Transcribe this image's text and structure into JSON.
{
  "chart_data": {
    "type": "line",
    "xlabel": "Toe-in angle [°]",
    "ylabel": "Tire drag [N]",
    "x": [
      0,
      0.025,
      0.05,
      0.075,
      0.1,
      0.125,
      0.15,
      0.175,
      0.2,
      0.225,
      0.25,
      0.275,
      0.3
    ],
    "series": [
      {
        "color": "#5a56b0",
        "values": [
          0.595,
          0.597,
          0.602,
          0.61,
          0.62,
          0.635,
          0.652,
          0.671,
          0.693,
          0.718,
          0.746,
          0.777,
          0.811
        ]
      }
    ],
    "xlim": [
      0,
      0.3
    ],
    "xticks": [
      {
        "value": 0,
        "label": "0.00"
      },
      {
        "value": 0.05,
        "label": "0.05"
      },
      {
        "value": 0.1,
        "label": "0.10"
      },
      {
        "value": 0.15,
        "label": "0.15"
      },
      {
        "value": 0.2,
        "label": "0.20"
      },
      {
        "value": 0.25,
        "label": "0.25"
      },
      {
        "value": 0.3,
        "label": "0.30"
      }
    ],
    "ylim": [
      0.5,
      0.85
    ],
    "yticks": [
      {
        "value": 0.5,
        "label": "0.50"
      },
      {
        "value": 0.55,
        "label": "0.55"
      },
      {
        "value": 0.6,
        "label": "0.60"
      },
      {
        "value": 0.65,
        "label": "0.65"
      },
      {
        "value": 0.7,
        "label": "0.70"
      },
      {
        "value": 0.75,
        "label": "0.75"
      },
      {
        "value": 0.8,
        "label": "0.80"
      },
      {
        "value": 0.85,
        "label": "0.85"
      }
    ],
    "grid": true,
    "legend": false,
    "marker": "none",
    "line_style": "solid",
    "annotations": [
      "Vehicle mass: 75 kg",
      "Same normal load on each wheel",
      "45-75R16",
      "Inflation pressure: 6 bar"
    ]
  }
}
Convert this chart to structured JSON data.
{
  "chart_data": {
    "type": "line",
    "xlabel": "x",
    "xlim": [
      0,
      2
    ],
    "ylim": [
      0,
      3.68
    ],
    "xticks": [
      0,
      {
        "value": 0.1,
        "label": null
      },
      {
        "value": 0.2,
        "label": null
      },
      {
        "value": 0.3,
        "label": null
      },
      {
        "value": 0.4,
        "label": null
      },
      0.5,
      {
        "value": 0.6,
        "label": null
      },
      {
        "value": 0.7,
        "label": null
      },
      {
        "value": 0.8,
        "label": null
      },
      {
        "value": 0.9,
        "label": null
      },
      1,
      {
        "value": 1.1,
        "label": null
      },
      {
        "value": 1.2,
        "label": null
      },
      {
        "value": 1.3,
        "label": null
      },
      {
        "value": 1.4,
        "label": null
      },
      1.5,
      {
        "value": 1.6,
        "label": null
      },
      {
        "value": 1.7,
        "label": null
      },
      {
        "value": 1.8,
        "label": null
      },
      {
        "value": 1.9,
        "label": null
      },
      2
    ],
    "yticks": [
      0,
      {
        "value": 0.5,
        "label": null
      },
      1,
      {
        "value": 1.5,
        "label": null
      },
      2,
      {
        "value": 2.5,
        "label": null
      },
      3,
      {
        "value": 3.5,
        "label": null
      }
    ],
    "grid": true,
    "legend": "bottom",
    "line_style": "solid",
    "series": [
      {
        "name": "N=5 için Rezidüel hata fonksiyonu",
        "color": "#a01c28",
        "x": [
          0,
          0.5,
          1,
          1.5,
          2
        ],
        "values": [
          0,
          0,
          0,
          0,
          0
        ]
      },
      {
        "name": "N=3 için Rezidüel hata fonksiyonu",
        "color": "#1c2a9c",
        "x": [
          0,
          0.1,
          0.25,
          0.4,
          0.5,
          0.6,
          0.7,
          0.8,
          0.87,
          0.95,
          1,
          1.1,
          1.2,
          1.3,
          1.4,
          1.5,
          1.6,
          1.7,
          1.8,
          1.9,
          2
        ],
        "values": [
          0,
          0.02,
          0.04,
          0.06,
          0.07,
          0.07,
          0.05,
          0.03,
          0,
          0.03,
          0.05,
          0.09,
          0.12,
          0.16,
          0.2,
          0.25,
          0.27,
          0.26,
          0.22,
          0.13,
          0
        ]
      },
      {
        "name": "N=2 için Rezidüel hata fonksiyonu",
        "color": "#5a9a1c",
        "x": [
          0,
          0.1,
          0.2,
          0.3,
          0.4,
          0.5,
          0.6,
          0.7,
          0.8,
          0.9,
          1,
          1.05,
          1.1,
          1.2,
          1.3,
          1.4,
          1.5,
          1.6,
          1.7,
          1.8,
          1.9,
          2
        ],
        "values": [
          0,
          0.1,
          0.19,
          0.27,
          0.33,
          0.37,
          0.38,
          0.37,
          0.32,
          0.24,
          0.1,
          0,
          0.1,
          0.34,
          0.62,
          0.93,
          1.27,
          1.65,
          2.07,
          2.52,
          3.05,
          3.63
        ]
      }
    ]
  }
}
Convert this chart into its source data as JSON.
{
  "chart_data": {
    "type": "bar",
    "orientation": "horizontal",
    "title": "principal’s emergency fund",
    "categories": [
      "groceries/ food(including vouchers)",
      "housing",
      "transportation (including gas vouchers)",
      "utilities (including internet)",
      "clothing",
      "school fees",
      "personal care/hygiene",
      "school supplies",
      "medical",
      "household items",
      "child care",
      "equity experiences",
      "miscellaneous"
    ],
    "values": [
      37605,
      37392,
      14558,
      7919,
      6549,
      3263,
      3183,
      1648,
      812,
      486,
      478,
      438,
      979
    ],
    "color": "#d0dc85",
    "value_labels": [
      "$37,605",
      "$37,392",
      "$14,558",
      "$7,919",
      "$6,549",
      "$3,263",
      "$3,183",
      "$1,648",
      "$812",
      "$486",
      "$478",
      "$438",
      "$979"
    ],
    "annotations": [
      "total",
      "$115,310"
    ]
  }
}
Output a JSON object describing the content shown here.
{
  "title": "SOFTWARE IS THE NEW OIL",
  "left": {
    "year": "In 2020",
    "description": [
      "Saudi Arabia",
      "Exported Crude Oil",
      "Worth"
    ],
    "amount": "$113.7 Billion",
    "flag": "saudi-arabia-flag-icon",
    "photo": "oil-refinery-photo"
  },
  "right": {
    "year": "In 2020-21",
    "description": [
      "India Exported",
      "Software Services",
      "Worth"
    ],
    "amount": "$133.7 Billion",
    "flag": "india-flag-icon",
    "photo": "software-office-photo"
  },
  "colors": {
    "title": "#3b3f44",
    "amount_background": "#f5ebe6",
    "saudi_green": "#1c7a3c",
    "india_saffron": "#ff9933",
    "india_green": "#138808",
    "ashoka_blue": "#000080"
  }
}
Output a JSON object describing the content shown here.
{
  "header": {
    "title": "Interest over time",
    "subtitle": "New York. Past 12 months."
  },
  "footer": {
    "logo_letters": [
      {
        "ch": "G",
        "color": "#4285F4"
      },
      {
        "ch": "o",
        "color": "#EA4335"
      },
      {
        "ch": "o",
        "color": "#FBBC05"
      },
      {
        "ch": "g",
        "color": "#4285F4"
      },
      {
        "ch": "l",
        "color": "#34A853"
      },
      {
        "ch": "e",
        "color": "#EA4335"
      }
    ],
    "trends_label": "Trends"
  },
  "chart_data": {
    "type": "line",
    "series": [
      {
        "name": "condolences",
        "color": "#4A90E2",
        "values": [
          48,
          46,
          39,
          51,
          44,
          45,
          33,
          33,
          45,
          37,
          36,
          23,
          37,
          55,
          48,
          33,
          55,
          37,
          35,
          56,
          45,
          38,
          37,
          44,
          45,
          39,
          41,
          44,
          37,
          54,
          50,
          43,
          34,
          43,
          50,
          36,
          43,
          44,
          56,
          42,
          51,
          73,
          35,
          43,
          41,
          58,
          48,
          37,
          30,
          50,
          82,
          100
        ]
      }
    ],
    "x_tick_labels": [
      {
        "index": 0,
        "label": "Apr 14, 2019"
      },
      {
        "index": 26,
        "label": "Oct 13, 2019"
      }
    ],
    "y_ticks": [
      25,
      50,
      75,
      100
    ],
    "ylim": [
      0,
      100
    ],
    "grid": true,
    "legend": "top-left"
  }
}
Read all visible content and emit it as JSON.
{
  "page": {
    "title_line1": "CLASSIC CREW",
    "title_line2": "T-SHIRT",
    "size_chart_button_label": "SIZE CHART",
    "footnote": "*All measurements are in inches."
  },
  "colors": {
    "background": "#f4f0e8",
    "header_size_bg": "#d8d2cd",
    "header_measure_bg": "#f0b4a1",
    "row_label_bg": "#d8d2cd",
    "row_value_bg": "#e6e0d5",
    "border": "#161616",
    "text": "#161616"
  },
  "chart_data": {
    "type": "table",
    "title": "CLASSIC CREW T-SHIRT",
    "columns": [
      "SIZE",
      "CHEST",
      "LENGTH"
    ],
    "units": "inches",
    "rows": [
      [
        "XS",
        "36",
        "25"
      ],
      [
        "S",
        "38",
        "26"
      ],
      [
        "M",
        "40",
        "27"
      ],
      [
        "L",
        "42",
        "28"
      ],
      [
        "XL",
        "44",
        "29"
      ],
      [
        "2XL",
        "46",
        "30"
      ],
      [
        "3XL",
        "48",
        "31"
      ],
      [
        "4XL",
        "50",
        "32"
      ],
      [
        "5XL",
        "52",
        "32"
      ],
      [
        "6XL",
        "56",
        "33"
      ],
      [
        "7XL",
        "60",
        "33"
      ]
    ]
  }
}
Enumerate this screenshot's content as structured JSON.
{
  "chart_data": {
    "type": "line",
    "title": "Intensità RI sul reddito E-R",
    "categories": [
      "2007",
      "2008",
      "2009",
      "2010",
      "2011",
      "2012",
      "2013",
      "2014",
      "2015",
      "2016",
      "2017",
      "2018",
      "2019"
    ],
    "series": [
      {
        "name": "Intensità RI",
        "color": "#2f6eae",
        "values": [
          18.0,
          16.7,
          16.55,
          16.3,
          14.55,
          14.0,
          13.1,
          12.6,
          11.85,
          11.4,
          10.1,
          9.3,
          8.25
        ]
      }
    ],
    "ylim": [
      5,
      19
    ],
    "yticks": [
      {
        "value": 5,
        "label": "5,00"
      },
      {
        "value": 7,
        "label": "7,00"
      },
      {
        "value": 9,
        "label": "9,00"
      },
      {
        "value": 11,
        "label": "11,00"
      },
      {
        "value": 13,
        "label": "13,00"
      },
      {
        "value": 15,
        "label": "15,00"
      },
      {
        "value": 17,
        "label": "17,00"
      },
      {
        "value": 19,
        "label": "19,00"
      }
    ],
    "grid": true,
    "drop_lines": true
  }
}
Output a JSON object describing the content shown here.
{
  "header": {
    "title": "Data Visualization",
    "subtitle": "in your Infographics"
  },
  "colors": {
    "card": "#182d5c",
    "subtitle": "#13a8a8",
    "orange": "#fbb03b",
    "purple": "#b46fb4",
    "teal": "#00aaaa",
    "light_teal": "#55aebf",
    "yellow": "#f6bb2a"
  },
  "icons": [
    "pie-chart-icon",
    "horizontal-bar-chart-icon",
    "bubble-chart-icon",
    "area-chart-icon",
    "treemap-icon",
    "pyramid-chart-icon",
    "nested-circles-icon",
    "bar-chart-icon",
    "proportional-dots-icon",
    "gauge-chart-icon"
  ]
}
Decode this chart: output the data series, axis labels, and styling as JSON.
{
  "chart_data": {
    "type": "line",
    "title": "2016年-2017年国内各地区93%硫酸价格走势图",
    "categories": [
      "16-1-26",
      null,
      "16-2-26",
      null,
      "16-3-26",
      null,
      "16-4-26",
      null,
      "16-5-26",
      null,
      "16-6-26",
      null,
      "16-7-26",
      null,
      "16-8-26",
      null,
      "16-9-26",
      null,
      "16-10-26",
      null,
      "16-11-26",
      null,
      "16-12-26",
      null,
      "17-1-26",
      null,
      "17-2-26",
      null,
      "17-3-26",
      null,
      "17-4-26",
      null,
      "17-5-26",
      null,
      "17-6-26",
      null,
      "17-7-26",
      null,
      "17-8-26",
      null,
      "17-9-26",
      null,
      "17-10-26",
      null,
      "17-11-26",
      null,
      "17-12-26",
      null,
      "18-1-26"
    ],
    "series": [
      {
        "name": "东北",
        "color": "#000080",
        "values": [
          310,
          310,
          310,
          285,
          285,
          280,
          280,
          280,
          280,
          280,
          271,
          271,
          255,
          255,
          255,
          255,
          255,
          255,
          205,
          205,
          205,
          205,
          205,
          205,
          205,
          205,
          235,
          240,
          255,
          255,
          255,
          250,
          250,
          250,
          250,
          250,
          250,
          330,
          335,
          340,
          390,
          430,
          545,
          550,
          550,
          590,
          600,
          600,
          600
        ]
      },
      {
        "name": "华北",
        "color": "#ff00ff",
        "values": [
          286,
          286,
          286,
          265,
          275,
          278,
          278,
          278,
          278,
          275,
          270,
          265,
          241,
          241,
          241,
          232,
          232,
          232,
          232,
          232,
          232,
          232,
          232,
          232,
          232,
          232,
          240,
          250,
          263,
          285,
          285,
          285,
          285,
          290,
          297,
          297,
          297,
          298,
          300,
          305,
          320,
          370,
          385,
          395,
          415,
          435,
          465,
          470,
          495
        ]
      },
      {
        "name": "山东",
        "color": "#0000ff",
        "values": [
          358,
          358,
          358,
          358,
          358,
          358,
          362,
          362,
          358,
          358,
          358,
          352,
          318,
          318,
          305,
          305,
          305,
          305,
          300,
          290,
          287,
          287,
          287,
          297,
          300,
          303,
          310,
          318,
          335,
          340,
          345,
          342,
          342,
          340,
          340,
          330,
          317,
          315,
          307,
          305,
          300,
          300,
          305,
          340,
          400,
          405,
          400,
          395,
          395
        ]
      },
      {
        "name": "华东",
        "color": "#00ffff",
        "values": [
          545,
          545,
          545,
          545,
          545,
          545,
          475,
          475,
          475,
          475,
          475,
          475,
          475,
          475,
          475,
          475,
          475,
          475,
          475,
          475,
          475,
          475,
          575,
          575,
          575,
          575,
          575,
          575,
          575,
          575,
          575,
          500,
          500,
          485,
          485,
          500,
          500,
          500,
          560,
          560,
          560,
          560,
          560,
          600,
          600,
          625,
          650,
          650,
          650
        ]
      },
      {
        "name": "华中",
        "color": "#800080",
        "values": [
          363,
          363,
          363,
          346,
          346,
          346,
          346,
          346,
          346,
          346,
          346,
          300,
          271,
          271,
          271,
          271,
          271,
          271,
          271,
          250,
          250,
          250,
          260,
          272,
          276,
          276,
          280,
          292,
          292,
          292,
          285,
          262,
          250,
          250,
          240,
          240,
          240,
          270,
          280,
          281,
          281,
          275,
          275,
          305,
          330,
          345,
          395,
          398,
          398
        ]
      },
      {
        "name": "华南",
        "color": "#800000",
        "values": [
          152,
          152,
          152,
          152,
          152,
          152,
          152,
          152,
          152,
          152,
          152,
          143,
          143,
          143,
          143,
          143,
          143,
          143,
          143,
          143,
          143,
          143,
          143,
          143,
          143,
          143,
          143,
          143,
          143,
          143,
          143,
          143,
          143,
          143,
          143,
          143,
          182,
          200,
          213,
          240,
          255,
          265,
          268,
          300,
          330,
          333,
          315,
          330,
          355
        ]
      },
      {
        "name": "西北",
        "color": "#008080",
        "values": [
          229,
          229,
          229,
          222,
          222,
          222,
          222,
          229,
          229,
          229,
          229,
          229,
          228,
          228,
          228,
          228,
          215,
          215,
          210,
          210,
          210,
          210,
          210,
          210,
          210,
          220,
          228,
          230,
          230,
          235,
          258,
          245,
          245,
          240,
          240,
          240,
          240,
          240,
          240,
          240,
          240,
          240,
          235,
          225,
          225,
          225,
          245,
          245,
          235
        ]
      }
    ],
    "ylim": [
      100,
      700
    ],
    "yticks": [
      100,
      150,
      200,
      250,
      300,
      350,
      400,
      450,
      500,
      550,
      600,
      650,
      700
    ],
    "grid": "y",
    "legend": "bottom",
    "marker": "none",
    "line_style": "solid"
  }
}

OBJECTIVE = Pull every line holding "structured" out of the records.

ANSWER TO THE EXERCISE =
Convert this chart to structured JSON data.
Enumerate this screenshot's content as structured JSON.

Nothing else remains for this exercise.